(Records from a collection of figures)
━━━━━━━━
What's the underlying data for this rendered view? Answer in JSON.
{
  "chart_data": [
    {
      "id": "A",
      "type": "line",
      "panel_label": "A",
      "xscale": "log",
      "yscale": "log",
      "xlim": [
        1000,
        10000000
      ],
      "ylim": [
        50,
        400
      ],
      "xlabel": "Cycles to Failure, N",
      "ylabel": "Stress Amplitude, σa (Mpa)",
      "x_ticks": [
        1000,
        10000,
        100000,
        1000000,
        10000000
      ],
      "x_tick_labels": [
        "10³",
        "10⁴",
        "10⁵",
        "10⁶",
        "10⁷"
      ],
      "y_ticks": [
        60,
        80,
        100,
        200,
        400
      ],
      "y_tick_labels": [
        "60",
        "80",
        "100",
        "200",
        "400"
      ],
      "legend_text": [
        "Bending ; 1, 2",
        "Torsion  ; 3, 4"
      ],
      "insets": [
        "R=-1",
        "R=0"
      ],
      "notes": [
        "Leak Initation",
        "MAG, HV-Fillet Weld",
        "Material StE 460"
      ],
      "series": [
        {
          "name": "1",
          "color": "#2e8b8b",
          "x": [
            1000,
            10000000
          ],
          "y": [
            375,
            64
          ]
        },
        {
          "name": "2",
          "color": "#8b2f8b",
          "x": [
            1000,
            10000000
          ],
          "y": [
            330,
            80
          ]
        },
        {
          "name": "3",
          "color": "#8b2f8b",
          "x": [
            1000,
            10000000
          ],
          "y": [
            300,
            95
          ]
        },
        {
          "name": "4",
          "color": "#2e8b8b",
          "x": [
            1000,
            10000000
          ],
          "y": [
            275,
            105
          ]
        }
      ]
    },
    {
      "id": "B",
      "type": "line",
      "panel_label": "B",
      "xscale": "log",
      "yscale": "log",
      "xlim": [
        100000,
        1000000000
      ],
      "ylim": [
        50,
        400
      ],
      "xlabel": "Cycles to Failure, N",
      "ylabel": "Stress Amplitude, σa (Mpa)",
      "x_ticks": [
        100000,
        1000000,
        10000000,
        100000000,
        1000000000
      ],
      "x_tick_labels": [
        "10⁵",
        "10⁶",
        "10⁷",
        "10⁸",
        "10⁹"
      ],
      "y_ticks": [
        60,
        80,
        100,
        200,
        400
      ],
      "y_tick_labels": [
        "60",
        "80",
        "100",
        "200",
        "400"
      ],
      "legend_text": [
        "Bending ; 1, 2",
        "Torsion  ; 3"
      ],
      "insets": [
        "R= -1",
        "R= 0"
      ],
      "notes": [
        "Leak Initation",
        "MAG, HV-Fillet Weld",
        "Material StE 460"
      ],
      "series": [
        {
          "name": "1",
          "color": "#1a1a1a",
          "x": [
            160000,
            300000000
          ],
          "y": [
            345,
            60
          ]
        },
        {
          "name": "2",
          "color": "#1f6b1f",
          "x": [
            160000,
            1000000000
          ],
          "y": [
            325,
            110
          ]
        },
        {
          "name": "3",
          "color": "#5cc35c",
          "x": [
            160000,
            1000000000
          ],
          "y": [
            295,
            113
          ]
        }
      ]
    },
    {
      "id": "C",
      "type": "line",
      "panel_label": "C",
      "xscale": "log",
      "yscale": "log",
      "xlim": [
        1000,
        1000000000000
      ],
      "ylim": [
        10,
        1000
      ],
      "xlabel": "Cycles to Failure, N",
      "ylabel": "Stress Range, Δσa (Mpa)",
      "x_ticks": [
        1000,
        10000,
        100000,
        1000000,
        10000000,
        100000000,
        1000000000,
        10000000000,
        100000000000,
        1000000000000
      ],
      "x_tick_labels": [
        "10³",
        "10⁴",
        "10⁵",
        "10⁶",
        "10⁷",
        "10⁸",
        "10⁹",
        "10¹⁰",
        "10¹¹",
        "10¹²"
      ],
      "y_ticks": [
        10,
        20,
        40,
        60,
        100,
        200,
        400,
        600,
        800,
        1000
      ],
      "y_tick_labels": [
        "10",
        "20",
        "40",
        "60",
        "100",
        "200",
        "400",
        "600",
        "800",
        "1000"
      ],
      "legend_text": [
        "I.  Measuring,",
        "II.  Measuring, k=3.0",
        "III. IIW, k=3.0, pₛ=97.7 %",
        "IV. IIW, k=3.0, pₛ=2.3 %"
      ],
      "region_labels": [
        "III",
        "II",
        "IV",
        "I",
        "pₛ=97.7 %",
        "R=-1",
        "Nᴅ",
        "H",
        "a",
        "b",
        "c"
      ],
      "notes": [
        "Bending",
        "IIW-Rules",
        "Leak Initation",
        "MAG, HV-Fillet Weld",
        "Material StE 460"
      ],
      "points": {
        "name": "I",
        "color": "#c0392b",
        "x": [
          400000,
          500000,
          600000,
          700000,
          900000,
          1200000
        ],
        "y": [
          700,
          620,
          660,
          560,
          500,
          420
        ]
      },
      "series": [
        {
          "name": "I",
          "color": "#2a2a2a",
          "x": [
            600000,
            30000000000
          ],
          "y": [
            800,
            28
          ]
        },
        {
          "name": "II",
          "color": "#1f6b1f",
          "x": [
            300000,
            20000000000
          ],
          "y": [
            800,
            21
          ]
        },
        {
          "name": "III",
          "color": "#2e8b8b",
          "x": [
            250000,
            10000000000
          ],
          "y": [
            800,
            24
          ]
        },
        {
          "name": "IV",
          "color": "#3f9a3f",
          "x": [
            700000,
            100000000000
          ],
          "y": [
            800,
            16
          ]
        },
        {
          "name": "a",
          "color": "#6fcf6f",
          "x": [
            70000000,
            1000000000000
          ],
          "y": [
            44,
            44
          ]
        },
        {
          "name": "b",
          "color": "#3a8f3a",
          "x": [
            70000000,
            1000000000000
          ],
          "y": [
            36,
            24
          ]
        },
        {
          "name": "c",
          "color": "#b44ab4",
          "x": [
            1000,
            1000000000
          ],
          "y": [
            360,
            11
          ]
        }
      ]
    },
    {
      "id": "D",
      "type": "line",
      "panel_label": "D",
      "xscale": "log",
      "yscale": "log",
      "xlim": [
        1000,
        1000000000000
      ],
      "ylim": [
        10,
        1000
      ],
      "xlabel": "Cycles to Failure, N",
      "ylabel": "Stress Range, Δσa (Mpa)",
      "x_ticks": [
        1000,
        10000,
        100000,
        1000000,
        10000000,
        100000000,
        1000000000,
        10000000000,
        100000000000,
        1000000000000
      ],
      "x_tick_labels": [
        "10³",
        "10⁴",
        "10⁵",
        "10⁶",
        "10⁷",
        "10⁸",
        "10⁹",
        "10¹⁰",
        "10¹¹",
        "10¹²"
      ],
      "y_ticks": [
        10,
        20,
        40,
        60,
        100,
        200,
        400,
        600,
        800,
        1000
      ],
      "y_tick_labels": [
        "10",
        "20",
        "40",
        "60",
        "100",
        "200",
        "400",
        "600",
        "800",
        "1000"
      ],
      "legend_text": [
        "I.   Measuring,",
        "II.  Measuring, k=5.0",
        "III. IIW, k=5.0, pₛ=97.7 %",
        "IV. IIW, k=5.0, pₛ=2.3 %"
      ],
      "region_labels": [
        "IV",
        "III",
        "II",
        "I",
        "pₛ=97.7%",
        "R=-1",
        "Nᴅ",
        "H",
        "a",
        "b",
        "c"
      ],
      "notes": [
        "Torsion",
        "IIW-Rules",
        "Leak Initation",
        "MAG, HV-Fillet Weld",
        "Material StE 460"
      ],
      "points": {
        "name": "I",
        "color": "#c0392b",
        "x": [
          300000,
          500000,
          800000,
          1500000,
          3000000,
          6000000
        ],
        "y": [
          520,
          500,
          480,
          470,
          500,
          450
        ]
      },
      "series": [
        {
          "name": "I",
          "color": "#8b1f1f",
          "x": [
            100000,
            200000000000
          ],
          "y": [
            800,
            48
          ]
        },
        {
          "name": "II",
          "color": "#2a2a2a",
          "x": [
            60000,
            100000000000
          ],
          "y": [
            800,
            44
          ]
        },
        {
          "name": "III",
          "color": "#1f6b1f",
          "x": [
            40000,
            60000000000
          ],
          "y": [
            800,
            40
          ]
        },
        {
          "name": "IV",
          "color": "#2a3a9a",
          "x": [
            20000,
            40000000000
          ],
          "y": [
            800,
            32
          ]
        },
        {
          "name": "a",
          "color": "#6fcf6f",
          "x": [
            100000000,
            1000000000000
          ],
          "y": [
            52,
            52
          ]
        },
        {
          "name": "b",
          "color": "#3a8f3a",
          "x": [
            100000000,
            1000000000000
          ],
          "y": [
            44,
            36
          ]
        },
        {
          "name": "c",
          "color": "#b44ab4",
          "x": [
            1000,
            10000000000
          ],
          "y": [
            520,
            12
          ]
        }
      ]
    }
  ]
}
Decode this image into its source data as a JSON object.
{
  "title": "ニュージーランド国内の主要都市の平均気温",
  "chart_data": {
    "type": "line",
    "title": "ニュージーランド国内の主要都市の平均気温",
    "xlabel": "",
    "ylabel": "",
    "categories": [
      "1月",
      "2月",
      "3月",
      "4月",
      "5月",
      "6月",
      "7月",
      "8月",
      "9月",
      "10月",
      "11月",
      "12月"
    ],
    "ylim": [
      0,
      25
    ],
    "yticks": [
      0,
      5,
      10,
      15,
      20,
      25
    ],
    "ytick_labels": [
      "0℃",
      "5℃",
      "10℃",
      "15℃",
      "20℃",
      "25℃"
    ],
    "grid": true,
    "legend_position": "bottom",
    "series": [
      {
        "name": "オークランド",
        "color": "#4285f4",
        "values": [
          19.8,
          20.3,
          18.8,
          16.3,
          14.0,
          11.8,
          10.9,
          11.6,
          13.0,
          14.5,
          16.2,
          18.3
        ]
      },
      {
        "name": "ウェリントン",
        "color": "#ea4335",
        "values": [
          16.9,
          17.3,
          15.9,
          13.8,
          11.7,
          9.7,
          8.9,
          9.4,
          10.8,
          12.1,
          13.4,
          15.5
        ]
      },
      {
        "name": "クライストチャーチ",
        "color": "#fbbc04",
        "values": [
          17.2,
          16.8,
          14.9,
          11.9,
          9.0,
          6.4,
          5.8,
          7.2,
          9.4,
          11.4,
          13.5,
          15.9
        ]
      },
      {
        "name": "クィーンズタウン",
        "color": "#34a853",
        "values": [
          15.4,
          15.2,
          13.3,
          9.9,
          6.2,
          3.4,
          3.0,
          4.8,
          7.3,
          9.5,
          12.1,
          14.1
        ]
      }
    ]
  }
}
━━━━━━━━
• REQUIRED WORK:
Your task is to return, exactly and on their own, the lines from the one containing "Decode this image" through the last line of the listing.

• RESULT OF THE EXERCISE:
Decode this image into its source data as a JSON object.
{
  "title": "ニュージーランド国内の主要都市の平均気温",
  "chart_data": {
    "type": "line",
    "title": "ニュージーランド国内の主要都市の平均気温",
    "xlabel": "",
    "ylabel": "",
    "categories": [
      "1月",
      "2月",
      "3月",
      "4月",
      "5月",
      "6月",
      "7月",
      "8月",
      "9月",
      "10月",
      "11月",
      "12月"
    ],
    "ylim": [
      0,
      25
    ],
    "yticks": [
      0,
      5,
      10,
      15,
      20,
      25
    ],
    "ytick_labels": [
      "0℃",
      "5℃",
      "10℃",
      "15℃",
      "20℃",
      "25℃"
    ],
    "grid": true,
    "legend_position": "bottom",
    "series": [
      {
        "name": "オークランド",
        "color": "#4285f4",
        "values": [
          19.8,
          20.3,
          18.8,
          16.3,
          14.0,
          11.8,
          10.9,
          11.6,
          13.0,
          14.5,
          16.2,
          18.3
        ]
      },
      {
        "name": "ウェリントン",
        "color": "#ea4335",
        "values": [
          16.9,
          17.3,
          15.9,
          13.8,
          11.7,
          9.7,
          8.9,
          9.4,
          10.8,
          12.1,
          13.4,
          15.5
        ]
      },
      {
        "name": "クライストチャーチ",
        "color": "#fbbc04",
        "values": [
          17.2,
          16.8,
          14.9,
          11.9,
          9.0,
          6.4,
          5.8,
          7.2,
          9.4,
          11.4,
          13.5,
          15.9
        ]
      },
      {
        "name": "クィーンズタウン",
        "color": "#34a853",
        "values": [
          15.4,
          15.2,
          13.3,
          9.9,
          6.2,
          3.4,
          3.0,
          4.8,
          7.3,
          9.5,
          12.1,
          14.1
        ]
      }
    ]
  }
}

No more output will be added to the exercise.